Task objective. Return the number of lines holding "Bradley", with nothing added.

################

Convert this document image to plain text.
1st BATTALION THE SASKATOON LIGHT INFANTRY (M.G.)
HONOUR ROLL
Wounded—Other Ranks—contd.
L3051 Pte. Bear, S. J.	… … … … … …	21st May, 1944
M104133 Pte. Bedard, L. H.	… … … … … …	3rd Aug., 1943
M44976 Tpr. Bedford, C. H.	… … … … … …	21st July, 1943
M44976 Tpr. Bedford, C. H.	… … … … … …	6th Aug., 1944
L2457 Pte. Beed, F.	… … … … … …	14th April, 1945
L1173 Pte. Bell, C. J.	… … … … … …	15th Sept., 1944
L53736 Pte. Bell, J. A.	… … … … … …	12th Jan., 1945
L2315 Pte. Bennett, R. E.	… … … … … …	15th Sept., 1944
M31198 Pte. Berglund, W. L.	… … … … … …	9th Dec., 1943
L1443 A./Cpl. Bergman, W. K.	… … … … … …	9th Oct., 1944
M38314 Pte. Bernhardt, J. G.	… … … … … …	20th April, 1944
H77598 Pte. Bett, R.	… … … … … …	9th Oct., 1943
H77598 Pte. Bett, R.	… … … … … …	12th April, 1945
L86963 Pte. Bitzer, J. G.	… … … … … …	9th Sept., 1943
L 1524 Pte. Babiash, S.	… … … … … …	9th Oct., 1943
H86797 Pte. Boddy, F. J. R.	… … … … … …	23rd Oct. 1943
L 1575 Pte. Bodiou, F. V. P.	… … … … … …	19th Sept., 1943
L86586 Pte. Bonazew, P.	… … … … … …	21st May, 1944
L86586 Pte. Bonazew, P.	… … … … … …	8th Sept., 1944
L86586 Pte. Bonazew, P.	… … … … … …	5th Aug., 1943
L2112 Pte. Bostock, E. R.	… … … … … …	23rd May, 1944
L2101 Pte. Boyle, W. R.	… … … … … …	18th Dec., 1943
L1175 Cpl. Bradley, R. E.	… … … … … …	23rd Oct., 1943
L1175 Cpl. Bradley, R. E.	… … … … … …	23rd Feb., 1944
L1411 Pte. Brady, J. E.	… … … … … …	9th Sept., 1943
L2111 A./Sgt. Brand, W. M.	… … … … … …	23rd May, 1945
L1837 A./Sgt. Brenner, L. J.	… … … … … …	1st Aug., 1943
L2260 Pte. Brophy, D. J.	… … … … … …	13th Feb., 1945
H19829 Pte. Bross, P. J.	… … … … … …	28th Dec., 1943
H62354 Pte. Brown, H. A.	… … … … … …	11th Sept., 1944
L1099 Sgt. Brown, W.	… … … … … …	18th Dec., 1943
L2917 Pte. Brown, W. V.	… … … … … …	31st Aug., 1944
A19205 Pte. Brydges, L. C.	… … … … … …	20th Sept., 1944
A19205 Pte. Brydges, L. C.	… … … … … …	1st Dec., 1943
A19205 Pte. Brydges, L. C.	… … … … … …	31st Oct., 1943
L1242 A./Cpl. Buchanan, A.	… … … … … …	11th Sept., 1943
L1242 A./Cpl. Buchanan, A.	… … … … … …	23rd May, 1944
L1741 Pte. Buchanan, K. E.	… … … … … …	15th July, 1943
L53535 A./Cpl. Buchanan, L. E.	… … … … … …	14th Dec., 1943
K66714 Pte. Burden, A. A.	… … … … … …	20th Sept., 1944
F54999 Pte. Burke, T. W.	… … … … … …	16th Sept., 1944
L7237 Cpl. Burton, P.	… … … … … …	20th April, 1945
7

################

Full solution. 2